:: Problem statement ::
Search the data below for the word "name" and copy each line that holds it.

:: Supplied information ::
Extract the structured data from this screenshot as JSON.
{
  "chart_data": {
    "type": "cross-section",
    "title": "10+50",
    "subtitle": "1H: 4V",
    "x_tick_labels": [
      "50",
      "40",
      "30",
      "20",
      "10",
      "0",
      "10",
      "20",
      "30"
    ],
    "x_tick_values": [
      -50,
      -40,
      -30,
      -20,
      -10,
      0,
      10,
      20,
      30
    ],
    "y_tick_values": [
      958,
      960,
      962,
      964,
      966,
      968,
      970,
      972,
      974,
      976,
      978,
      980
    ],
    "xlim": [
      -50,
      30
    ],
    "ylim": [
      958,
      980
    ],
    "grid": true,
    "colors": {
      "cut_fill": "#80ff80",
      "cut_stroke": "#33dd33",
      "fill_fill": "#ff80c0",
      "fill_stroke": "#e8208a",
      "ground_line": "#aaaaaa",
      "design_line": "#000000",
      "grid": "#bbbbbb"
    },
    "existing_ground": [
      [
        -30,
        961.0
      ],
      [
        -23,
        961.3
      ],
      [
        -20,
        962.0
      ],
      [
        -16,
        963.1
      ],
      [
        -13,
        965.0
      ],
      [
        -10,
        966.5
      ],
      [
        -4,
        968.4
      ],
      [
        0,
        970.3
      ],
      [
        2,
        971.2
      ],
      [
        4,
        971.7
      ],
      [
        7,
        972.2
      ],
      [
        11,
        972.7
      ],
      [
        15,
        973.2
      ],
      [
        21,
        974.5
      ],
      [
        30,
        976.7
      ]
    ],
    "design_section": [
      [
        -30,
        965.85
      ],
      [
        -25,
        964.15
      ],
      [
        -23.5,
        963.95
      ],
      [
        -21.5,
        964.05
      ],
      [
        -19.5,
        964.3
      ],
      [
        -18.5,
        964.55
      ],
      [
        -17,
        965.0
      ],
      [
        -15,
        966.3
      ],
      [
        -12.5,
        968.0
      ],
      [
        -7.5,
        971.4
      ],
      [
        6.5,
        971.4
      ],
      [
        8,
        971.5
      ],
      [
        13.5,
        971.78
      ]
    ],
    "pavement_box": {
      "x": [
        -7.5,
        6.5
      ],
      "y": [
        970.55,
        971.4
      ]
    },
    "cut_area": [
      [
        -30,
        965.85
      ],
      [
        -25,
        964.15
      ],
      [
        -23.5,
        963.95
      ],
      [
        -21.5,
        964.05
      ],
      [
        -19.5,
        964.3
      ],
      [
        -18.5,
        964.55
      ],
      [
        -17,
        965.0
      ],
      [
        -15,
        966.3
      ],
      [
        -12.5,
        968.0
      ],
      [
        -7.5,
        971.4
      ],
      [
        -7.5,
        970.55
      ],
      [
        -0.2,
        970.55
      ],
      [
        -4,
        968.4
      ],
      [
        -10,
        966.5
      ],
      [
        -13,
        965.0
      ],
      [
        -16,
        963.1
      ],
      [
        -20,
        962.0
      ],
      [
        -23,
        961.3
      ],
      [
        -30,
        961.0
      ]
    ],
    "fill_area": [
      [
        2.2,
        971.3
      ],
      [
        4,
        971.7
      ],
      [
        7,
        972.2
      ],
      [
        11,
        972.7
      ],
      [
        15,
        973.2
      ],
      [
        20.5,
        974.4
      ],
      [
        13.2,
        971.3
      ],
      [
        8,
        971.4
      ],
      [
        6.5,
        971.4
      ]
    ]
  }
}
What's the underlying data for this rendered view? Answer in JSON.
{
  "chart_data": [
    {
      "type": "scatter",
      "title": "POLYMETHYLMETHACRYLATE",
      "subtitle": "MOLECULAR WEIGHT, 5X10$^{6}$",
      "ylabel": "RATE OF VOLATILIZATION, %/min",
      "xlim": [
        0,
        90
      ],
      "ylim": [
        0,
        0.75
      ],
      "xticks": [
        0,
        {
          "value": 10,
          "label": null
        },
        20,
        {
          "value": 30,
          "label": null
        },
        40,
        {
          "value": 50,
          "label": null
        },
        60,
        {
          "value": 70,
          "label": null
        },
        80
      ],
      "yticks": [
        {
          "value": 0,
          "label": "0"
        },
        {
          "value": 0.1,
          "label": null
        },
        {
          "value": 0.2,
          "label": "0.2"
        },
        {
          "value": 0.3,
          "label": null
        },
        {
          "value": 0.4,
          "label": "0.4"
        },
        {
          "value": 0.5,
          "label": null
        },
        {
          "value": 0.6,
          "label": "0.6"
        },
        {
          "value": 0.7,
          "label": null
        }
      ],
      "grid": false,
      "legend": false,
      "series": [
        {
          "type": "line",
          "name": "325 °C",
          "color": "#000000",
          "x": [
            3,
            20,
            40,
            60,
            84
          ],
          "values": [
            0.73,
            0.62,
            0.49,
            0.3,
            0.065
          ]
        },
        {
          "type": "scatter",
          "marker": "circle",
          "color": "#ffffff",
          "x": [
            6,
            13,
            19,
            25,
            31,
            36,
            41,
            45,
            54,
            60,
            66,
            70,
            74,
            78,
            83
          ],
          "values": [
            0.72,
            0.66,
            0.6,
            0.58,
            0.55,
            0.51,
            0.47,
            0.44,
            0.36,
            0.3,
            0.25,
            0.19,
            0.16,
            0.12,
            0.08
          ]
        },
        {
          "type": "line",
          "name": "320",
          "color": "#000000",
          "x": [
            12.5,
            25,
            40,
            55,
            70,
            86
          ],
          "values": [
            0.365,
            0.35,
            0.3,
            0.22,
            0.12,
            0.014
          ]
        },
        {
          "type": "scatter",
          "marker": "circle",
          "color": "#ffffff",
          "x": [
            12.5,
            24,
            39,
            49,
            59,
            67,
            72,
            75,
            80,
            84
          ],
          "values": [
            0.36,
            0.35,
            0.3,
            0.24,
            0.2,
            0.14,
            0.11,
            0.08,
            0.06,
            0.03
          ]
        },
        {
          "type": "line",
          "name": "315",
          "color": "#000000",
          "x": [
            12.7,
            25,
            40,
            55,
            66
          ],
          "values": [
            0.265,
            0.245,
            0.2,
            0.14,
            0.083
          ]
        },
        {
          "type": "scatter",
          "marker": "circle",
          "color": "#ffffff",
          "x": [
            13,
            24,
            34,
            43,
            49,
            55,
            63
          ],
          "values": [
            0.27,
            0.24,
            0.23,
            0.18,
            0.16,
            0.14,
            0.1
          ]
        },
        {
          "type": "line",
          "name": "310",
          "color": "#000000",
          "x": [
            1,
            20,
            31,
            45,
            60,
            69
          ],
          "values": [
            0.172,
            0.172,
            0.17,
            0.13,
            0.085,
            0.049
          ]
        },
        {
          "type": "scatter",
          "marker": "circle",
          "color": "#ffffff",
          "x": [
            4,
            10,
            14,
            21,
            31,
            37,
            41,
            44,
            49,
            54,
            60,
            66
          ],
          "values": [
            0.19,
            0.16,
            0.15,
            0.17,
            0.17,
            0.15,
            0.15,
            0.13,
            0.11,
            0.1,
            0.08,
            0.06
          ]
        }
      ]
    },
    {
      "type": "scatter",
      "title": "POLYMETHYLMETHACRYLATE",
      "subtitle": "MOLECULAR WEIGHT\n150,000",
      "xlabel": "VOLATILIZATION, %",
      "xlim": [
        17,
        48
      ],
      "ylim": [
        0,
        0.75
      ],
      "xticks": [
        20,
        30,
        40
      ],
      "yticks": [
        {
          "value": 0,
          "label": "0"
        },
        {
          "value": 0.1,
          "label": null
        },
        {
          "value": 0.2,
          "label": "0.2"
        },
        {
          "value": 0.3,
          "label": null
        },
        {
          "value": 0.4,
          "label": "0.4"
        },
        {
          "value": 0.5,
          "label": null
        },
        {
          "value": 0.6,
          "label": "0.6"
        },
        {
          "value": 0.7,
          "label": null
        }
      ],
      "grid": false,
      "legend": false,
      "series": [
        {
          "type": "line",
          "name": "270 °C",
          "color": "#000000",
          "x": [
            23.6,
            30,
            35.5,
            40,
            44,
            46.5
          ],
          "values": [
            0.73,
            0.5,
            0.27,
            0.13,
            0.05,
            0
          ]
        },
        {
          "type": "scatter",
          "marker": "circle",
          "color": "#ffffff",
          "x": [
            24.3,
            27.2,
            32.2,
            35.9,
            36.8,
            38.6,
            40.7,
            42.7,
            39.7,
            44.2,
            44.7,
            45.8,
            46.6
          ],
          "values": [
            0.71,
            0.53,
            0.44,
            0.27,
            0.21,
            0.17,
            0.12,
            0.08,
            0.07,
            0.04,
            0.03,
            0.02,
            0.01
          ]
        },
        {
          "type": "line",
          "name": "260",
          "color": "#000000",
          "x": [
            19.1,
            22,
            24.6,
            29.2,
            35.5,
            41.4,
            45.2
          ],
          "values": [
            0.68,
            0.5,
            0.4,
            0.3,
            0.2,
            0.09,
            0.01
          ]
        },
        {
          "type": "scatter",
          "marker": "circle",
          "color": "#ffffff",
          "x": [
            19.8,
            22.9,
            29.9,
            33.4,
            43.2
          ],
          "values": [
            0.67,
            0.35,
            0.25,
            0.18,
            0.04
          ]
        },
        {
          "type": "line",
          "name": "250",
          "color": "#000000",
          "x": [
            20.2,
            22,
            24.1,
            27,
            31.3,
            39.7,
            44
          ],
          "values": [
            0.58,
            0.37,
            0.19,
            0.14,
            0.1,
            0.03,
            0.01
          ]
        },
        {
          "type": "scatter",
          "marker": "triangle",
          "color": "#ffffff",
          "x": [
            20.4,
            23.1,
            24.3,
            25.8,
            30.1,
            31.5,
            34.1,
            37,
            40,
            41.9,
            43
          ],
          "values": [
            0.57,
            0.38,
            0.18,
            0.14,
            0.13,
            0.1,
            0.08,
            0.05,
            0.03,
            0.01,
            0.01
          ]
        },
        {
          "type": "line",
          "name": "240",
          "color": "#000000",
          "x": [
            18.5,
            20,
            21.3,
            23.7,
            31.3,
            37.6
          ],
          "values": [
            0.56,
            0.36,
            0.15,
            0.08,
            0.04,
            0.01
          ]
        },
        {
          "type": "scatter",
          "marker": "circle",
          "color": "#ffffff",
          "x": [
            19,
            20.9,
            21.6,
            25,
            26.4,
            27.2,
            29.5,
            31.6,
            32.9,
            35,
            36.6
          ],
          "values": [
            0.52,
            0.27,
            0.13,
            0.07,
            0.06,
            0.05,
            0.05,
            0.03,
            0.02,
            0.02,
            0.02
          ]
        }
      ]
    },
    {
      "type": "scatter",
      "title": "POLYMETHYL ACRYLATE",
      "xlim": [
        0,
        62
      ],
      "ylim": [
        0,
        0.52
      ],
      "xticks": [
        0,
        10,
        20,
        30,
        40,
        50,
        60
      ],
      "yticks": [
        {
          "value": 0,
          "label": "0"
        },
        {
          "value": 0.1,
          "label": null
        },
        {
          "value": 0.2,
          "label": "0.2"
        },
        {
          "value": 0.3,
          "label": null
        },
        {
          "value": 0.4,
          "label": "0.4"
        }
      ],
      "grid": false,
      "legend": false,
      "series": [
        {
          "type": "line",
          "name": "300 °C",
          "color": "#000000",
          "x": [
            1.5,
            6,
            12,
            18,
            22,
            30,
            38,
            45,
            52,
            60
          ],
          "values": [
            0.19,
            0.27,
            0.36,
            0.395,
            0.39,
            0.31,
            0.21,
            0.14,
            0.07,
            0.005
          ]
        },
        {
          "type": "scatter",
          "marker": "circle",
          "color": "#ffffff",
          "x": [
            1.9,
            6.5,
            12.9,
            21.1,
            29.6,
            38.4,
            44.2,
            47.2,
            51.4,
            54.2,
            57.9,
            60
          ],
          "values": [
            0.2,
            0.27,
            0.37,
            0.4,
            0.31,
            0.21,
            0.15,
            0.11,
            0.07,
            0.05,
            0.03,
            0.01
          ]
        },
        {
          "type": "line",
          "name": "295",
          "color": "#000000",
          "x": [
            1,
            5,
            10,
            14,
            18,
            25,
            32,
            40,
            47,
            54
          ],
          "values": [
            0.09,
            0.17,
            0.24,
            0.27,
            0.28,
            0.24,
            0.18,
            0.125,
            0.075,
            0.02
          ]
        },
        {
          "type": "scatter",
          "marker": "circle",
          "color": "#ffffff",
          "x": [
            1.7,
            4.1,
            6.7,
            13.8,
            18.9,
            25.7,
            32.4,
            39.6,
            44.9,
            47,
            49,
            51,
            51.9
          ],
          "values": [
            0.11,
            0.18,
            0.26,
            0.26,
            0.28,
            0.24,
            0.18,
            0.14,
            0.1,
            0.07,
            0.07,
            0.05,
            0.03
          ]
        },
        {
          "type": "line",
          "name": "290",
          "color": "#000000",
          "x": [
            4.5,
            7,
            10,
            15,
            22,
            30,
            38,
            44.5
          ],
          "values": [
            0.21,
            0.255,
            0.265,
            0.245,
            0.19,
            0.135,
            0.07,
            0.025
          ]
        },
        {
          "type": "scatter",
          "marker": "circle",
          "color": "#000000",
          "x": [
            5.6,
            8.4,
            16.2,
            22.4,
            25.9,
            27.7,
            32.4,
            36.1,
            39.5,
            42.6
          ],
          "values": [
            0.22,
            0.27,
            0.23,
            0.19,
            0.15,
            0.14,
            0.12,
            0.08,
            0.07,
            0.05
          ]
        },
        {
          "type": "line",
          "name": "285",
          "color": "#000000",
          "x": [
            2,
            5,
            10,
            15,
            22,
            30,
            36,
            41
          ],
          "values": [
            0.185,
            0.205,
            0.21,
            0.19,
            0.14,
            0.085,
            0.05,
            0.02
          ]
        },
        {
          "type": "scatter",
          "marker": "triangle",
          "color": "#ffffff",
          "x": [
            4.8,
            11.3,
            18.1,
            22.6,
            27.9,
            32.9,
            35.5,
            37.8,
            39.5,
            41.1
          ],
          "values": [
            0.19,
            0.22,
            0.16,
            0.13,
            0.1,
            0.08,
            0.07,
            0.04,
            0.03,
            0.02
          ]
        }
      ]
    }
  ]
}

:: Exercise solution ::
          "name": "325 °C",
          "name": "320",
          "name": "315",
          "name": "310",
          "name": "270 °C",
          "name": "260",
          "name": "250",
          "name": "240",
          "name": "300 °C",
          "name": "295",
          "name": "290",
          "name": "285",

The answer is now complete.